◆ **TASK DESCRIPTION**:
Copy out all the records, word for word.

◆ **Dataset records**:
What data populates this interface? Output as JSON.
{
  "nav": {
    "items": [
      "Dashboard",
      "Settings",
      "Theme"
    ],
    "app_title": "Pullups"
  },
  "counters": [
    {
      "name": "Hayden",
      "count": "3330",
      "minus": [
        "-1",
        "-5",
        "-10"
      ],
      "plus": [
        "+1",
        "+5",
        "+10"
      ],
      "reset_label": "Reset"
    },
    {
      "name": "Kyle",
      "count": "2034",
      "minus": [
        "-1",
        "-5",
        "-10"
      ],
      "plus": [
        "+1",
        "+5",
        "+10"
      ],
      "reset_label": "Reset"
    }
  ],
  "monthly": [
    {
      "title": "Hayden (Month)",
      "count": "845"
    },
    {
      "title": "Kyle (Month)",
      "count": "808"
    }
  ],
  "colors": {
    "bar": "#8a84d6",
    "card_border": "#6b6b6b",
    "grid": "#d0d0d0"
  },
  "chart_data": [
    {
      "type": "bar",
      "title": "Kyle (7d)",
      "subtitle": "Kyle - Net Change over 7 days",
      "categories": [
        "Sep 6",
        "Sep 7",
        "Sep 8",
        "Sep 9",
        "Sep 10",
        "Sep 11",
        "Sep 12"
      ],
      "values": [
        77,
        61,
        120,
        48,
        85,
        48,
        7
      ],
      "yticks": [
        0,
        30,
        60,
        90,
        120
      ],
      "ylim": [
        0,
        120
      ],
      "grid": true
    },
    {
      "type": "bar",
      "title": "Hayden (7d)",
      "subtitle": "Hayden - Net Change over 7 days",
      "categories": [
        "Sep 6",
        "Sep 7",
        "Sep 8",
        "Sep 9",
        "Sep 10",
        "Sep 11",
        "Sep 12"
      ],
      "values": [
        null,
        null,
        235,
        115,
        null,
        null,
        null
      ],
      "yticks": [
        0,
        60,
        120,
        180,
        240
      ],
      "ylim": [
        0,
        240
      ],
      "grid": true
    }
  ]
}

◆ **RESPONSE TO THIS EXERCISE**:
What data populates this interface? Output as JSON.
{
  "nav": {
    "items": [
      "Dashboard",
      "Settings",
      "Theme"
    ],
    "app_title": "Pullups"
  },
  "counters": [
    {
      "name": "Hayden",
      "count": "3330",
      "minus": [
        "-1",
        "-5",
        "-10"
      ],
      "plus": [
        "+1",
        "+5",
        "+10"
      ],
      "reset_label": "Reset"
    },
    {
      "name": "Kyle",
      "count": "2034",
      "minus": [
        "-1",
        "-5",
        "-10"
      ],
      "plus": [
        "+1",
        "+5",
        "+10"
      ],
      "reset_label": "Reset"
    }
  ],
  "monthly": [
    {
      "title": "Hayden (Month)",
      "count": "845"
    },
    {
      "title": "Kyle (Month)",
      "count": "808"
    }
  ],
  "colors": {
    "bar": "#8a84d6",
    "card_border": "#6b6b6b",
    "grid": "#d0d0d0"
  },
  "chart_data": [
    {
      "type": "bar",
      "title": "Kyle (7d)",
      "subtitle": "Kyle - Net Change over 7 days",
      "categories": [
        "Sep 6",
        "Sep 7",
        "Sep 8",
        "Sep 9",
        "Sep 10",
        "Sep 11",
        "Sep 12"
      ],
      "values": [
        77,
        61,
        120,
        48,
        85,
        48,
        7
      ],
      "yticks": [
        0,
        30,
        60,
        90,
        120
      ],
      "ylim": [
        0,
        120
      ],
      "grid": true
    },
    {
      "type": "bar",
      "title": "Hayden (7d)",
      "subtitle": "Hayden - Net Change over 7 days",
      "categories": [
        "Sep 6",
        "Sep 7",
        "Sep 8",
        "Sep 9",
        "Sep 10",
        "Sep 11",
        "Sep 12"
      ],
      "values": [
        null,
        null,
        235,
        115,
        null,
        null,
        null
      ],
      "yticks": [
        0,
        60,
        120,
        180,
        240
      ],
      "ylim": [
        0,
        240
      ],
      "grid": true
    }
  ]
}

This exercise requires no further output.